§ **PASSAGE SHOWN**:
The first of September is a day of celebrations in Russia. It’s traditionally the first day of the new school year. Children come to school in their very best clothes, carrying bouquets of flowers for their teachers. The younger girls tie white ribbons in their intricately braided hair. The day is officially known as the day of knowledge, and pupils often have general lessons on values – like the importance of world peace – rather than subject-specific classes.
This year, Russian President Vladimir Putin himself will be giving such a lesson, the newspaper Kommersant has reported, citing sources in the government administration. Putin will most likely be at a school in the city of Yaroslavl, but his “open lesson” will reportedly be shown in other schools in cities across the country, as well as on social media, the local St. Petersburg online site Fontanka reports. The broadcast will also include talks from various Russian heads of business. According to Fontanka, a half an hour in the schedule is mysteriously marked as the “main lecture” – presumably Putin’s big moment. Kommersant reports that Putin may talk about the future of Russia.
“Historical significance of President Putin”
Putin has visited a school every year on September 1. But this visit comes just ahead of regional elections in September as well as the official launch of the presidential election campaign. The election itself is slated for March 2018. “Of course this is part of his campaign, there is no doubt about that,” Alexander Baunov, a senior fellow at the Carnegie Institute in Moscow says.

§ **PROVIDED MATERIAL**:
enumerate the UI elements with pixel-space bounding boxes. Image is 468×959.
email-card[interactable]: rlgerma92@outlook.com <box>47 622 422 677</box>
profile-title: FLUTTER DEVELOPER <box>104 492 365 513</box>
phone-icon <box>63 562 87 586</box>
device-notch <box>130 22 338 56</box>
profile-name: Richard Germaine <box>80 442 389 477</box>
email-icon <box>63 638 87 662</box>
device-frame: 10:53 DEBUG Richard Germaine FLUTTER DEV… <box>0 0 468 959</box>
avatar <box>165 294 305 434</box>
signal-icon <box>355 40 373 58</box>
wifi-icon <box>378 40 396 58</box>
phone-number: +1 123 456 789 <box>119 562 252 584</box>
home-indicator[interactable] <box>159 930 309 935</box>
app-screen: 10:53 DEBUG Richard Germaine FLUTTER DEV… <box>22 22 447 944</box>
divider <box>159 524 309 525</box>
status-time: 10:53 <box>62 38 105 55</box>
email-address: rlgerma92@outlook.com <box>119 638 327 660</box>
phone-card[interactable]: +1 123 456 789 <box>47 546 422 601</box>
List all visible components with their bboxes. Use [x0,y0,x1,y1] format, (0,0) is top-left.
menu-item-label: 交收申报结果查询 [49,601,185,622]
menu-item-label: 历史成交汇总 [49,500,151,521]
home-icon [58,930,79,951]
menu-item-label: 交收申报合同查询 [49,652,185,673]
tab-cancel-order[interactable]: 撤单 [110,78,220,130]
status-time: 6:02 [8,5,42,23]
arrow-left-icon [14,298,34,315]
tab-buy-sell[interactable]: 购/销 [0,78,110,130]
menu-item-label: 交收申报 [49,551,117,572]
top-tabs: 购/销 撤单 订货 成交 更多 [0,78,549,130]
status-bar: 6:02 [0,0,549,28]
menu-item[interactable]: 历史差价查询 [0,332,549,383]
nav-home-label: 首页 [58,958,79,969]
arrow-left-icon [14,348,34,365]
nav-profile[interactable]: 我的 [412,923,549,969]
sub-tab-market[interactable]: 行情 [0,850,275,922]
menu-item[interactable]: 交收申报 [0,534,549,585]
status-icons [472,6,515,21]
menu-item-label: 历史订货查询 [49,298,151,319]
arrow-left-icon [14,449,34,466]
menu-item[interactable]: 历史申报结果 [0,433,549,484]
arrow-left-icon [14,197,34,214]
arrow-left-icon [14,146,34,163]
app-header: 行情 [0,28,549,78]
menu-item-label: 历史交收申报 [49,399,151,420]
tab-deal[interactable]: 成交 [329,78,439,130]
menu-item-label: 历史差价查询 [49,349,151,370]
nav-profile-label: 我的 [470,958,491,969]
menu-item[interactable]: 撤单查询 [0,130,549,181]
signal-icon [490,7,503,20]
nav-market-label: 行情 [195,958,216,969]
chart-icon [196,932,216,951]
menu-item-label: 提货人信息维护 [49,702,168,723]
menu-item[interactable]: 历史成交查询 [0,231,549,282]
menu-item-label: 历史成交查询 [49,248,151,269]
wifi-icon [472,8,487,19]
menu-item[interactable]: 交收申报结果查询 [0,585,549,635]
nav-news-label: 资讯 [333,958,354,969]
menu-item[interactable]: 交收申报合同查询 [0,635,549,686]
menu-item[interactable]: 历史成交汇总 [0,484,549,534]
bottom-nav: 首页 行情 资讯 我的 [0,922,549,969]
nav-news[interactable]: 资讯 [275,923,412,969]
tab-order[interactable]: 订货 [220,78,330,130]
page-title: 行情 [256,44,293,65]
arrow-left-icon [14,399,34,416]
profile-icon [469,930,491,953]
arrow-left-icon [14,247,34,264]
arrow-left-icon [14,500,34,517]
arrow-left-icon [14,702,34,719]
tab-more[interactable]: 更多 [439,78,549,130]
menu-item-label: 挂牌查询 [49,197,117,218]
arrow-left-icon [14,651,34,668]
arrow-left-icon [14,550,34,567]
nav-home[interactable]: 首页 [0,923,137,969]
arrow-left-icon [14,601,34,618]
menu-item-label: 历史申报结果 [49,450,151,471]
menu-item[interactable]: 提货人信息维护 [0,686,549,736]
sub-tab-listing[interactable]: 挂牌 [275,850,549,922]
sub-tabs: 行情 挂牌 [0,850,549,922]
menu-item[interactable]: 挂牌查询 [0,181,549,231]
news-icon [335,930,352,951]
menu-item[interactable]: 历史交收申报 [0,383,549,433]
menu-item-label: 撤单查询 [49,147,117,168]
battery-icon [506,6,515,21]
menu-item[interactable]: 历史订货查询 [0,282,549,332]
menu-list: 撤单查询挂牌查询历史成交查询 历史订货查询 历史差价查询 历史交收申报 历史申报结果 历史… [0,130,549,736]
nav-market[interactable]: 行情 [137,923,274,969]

§ **TASKS**:
A. In the article about Russia's first day of school, in which city will Putin most likely give his lesson?
B. Extend the article about Putin's September 1 school lesson, picking up after its final sentence.

§ **RESPONSES BY ITEM NUMBER**:
A. Putin will most likely be at a school in the city of Yaroslavl.

B.
Baunov points out that Putin’s tactic at public meetings and his annual call-in show has changed over his years in power. He used to use them to ” show his effectiveness, the fact that he understands people’s problems and can solve them effectively.” Though the details of what Putin will be talking about at his lesson are unclear, Baunov sees this event as part of a new trend. Putin has begun to use public meetings to allow the “people to understand the president himself – his historical significance, his [moral] rectitude, his views of the world.” Usually it is personalities like cosmonauts, war veterans or well-known actors who teach lessons like the one Putin seems to be planning at the beginning of the year, the analyst adds.
A push for Russia’s young generation
Still, it seems Putin is particularly keen on connecting with Russia’s younger generation ahead of upcoming elections. It’s not the first time he has made a special effort to address young people recently. In July, Putin visited Sirius, a school for gifted children in Sochi, for a question and answer session. The meeting was broadcast live on state television. The questions were largely apolitical, touching on topics like Putin’s private life and hobbies, his childhood memories. Putin mused that his “working days usually end so late, that I don’t have time for Instagram” and told listeners that his three main values are “life itself” as well as “love and freedom.”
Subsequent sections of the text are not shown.